[TASK INPUTS]:
● ● ● ● ● ● ●
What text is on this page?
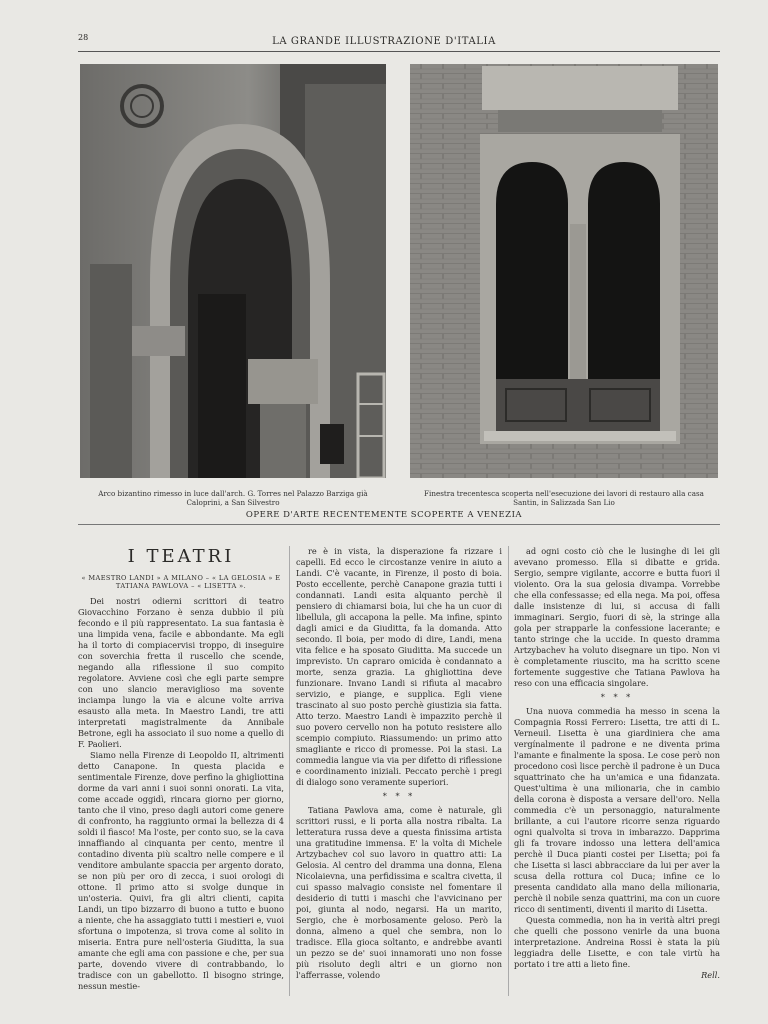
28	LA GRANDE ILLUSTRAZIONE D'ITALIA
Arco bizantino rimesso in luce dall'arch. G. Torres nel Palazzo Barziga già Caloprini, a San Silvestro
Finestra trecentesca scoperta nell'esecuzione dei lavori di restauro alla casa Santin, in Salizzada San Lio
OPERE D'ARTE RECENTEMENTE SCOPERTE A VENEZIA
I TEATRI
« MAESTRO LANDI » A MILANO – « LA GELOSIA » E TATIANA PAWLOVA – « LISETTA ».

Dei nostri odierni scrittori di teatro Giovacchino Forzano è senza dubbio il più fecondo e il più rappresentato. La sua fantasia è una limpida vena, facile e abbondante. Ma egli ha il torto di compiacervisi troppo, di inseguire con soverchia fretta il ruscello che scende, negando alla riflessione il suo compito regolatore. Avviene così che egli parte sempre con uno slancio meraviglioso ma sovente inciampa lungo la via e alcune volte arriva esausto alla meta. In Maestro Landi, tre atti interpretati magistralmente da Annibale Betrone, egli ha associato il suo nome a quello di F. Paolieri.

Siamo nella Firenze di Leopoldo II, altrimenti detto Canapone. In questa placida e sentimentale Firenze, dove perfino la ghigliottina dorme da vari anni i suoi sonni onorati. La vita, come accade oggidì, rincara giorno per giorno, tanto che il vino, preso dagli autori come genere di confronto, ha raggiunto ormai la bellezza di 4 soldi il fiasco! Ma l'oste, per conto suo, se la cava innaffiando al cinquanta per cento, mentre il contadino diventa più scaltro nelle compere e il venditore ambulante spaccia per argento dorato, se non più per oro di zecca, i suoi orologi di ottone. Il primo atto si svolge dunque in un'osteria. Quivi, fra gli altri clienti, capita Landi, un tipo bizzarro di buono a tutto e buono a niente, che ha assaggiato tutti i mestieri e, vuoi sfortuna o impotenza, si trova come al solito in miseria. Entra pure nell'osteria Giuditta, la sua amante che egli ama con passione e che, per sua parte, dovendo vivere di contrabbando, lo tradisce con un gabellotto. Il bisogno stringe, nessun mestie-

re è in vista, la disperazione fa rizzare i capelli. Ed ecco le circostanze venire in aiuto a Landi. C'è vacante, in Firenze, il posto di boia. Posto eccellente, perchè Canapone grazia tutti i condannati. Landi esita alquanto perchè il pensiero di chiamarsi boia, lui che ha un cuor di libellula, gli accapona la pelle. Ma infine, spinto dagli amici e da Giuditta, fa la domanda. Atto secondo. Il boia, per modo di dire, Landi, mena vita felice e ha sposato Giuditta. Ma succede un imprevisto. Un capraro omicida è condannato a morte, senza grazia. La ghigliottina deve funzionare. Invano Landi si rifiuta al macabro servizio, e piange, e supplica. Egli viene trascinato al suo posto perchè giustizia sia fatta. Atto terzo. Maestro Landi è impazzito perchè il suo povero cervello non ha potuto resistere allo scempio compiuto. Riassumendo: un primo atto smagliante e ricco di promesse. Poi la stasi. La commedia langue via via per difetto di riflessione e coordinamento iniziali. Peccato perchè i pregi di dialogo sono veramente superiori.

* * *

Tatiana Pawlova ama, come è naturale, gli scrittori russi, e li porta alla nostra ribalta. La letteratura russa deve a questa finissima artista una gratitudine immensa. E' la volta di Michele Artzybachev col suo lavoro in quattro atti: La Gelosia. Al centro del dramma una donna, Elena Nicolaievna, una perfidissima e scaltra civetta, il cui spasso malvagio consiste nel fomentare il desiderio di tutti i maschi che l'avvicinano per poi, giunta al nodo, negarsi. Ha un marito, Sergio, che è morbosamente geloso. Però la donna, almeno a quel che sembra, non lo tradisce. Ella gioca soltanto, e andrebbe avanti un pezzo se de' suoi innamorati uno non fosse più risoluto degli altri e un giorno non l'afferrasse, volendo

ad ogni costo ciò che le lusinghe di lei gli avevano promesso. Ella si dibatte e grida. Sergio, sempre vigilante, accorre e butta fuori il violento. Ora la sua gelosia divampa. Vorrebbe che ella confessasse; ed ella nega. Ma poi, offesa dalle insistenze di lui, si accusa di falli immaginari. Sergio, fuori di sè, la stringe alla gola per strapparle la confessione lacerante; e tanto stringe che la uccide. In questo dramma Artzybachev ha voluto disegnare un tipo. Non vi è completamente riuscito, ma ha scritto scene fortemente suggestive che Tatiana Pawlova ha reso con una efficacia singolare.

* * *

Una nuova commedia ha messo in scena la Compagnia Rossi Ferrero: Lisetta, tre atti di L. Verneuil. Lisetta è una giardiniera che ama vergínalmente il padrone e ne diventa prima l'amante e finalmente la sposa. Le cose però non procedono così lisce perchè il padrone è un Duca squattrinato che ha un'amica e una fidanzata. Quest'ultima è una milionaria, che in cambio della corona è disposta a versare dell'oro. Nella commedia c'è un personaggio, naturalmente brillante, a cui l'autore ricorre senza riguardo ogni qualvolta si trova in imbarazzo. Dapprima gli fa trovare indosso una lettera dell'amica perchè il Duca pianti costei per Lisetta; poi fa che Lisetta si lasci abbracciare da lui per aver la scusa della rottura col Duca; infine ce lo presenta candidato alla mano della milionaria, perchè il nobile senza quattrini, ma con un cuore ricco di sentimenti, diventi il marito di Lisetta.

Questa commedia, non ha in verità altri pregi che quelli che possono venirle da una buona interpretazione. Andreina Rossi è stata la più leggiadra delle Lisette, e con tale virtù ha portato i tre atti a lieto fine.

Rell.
● ● ● ● ● ● ●
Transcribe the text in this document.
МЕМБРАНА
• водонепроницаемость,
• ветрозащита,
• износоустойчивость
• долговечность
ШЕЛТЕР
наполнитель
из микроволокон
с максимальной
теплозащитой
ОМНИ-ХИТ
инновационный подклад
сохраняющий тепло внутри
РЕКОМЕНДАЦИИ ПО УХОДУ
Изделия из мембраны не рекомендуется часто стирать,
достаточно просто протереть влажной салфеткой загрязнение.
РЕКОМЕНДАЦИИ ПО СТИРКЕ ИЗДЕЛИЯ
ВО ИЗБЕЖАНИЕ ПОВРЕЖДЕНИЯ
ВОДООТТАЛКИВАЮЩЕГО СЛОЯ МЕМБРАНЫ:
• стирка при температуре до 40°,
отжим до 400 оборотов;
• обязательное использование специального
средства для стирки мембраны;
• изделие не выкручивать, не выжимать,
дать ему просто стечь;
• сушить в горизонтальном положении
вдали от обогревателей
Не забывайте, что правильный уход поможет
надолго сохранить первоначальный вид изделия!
● ● ● ● ● ● ●
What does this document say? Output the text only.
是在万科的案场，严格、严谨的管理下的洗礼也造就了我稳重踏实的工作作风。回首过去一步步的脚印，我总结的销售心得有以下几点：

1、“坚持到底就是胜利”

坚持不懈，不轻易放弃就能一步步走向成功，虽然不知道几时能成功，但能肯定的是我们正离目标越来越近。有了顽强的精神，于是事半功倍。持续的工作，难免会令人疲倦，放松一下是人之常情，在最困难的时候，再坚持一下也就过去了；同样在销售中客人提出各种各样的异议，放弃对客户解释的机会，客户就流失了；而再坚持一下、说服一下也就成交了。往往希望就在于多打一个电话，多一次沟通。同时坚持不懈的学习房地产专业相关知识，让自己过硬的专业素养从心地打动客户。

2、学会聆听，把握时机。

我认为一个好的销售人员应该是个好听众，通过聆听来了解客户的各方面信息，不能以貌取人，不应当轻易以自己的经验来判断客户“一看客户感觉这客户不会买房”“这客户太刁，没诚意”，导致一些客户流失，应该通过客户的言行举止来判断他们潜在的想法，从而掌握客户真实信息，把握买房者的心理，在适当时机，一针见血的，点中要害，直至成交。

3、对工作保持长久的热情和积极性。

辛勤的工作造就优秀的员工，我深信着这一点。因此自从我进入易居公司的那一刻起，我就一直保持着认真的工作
● ● ● ● ● ● ●
Of the lines in the records, how many contain the word "document"? Answer with the number and nothing else.

[WRITTEN RESPONSE]:
2